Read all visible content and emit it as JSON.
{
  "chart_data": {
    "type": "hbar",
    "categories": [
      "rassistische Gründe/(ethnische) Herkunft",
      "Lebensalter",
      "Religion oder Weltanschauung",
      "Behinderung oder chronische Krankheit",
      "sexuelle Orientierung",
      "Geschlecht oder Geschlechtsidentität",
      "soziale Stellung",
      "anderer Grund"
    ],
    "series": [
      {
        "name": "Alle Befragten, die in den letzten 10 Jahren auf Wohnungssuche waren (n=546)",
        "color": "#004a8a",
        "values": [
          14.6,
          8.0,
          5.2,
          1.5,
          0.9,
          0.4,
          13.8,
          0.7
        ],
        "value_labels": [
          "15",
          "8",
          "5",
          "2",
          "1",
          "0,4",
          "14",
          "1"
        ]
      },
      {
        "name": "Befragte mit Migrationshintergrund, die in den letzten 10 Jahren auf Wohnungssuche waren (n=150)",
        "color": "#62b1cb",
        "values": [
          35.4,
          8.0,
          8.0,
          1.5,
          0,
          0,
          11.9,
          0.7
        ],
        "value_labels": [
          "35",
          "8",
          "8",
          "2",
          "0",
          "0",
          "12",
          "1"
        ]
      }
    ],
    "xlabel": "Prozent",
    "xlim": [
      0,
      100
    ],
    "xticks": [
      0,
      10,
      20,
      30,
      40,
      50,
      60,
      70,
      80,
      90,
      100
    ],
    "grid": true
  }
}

## TASK DESCRIPTION
Output an exact copy of each record.

## ANSWER TO THE EXERCISE
Read all visible content and emit it as JSON.
{
  "chart_data": {
    "type": "hbar",
    "categories": [
      "rassistische Gründe/(ethnische) Herkunft",
      "Lebensalter",
      "Religion oder Weltanschauung",
      "Behinderung oder chronische Krankheit",
      "sexuelle Orientierung",
      "Geschlecht oder Geschlechtsidentität",
      "soziale Stellung",
      "anderer Grund"
    ],
    "series": [
      {
        "name": "Alle Befragten, die in den letzten 10 Jahren auf Wohnungssuche waren (n=546)",
        "color": "#004a8a",
        "values": [
          14.6,
          8.0,
          5.2,
          1.5,
          0.9,
          0.4,
          13.8,
          0.7
        ],
        "value_labels": [
          "15",
          "8",
          "5",
          "2",
          "1",
          "0,4",
          "14",
          "1"
        ]
      },
      {
        "name": "Befragte mit Migrationshintergrund, die in den letzten 10 Jahren auf Wohnungssuche waren (n=150)",
        "color": "#62b1cb",
        "values": [
          35.4,
          8.0,
          8.0,
          1.5,
          0,
          0,
          11.9,
          0.7
        ],
        "value_labels": [
          "35",
          "8",
          "8",
          "2",
          "0",
          "0",
          "12",
          "1"
        ]
      }
    ],
    "xlabel": "Prozent",
    "xlim": [
      0,
      100
    ],
    "xticks": [
      0,
      10,
      20,
      30,
      40,
      50,
      60,
      70,
      80,
      90,
      100
    ],
    "grid": true
  }
}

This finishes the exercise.